──────── Input data ────────

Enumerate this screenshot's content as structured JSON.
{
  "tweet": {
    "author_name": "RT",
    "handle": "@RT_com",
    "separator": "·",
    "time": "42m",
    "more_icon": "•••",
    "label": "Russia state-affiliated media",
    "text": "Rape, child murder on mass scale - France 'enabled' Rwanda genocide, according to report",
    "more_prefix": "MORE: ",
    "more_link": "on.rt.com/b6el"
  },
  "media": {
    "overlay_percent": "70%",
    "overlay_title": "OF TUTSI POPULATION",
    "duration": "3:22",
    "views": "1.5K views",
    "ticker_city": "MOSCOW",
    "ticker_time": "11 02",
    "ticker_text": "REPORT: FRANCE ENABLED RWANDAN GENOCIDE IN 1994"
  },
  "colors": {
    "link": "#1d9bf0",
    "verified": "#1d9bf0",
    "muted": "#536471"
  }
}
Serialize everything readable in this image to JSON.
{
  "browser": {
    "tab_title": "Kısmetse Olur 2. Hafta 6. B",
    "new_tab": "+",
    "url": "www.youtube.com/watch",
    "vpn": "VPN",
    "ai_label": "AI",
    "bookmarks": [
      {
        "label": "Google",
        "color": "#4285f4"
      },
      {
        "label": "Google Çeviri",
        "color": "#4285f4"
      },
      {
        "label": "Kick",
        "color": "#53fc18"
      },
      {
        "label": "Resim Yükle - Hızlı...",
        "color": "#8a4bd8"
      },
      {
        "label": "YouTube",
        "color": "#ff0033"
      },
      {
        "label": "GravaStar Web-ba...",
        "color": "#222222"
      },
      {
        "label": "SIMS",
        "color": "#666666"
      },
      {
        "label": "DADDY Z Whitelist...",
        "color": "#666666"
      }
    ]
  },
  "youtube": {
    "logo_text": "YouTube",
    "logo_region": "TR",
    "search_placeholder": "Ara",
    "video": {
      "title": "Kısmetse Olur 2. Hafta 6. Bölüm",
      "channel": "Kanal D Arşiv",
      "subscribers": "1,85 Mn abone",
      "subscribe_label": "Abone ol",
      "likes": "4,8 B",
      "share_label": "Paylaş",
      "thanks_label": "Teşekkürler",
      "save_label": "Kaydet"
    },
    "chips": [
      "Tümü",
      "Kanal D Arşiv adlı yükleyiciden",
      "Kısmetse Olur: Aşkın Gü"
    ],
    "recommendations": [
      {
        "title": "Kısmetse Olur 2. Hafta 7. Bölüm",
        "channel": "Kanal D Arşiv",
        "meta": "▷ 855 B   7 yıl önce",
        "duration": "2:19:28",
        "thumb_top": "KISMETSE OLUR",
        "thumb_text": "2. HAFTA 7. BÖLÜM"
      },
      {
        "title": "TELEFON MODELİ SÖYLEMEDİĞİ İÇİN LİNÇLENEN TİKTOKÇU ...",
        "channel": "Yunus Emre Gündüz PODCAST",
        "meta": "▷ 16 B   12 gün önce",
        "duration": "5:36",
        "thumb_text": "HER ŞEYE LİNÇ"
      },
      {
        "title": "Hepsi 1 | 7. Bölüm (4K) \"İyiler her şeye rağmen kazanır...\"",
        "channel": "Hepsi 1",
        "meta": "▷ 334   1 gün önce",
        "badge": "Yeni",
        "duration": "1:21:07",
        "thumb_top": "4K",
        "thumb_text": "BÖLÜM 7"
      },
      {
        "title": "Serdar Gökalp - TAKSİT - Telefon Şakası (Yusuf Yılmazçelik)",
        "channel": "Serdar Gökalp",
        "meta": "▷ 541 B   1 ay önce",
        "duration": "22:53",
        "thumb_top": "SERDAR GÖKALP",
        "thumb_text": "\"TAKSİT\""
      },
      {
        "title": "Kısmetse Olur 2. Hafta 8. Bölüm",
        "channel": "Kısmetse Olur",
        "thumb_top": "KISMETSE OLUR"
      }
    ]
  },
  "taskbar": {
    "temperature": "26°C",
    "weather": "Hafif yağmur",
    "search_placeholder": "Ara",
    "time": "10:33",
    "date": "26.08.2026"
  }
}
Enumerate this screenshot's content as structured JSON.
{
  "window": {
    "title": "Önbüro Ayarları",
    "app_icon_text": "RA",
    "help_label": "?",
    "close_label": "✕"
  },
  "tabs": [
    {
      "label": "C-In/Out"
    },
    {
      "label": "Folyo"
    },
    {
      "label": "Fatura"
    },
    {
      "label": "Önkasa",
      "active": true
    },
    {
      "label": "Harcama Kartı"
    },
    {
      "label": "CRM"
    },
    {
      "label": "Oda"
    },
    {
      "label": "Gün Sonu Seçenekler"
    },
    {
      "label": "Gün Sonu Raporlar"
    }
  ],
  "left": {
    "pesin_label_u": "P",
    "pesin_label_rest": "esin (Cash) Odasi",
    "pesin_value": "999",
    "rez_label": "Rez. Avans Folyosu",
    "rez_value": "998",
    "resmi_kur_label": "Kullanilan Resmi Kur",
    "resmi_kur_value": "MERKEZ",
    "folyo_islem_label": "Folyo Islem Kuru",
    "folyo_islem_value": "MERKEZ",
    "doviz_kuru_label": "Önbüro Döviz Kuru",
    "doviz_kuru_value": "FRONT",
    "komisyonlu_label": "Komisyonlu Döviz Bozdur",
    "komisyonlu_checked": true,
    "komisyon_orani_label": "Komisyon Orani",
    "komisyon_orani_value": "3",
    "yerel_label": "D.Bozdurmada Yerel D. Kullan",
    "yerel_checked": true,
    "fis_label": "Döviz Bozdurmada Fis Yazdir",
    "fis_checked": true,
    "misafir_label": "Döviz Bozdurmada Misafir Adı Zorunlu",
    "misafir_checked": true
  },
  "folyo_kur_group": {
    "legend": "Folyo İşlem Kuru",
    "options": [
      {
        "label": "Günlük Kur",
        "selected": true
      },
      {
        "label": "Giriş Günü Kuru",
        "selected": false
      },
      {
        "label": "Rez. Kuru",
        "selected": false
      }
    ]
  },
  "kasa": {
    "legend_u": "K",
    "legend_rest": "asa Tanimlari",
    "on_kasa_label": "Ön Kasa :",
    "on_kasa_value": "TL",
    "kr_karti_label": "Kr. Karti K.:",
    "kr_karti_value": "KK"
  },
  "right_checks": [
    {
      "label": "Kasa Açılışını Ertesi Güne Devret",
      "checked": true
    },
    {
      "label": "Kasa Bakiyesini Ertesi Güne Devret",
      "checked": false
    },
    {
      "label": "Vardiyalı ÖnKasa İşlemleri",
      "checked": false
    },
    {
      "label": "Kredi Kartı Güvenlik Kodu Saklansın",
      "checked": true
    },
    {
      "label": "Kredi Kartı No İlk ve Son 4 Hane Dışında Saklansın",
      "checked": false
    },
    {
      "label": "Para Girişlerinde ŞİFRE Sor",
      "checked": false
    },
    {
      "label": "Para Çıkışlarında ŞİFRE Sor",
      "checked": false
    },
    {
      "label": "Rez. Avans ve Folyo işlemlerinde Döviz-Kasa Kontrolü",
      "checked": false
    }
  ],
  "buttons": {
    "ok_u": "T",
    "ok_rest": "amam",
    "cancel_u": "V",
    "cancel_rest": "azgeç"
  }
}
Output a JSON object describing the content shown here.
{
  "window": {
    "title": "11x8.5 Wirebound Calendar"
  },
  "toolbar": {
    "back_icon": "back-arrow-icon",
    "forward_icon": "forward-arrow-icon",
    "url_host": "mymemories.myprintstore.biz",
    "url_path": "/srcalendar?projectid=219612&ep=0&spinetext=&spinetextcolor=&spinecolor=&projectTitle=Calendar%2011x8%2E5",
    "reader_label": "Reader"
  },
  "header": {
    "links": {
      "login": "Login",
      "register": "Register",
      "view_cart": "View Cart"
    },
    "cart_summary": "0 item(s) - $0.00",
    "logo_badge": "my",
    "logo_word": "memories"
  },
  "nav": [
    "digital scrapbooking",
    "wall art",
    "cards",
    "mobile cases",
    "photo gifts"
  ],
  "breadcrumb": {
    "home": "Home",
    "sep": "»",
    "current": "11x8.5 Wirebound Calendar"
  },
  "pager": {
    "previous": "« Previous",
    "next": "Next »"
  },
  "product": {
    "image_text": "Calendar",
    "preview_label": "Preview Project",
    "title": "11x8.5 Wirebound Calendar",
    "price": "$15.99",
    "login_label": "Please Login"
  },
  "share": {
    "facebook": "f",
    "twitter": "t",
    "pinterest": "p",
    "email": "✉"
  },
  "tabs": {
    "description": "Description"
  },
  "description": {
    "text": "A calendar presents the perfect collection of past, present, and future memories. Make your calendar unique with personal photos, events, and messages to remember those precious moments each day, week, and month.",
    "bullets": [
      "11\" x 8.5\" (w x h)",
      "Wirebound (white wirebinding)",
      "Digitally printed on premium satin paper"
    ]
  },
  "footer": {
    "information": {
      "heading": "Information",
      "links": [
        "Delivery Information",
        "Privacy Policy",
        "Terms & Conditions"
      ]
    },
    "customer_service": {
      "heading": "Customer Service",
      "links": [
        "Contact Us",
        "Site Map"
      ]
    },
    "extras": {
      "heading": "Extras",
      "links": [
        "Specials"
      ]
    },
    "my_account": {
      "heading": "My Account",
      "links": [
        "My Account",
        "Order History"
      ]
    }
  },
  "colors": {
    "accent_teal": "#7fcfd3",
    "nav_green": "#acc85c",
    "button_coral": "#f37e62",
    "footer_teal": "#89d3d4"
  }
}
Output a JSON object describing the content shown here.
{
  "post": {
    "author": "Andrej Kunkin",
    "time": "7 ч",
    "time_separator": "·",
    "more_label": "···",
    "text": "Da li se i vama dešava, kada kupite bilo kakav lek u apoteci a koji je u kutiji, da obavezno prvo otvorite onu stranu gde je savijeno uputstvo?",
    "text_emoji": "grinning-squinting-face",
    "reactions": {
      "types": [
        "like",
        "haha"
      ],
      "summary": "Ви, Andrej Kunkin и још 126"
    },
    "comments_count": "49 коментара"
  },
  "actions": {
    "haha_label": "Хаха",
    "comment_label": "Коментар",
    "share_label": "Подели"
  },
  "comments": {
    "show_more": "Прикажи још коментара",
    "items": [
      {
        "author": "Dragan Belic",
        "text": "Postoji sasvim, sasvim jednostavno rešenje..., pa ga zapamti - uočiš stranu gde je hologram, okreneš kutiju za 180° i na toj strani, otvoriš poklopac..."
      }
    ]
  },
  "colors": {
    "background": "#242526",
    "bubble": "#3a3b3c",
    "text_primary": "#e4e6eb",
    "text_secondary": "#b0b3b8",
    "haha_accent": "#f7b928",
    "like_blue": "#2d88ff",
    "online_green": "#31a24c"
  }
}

────────

» Task goal:
Collect each line of the entries that has the word "duration", copying it in full.

» Answer to this exercise:
    "duration": "3:22",
        "duration": "2:19:28",
        "duration": "5:36",
        "duration": "1:21:07",
        "duration": "22:53",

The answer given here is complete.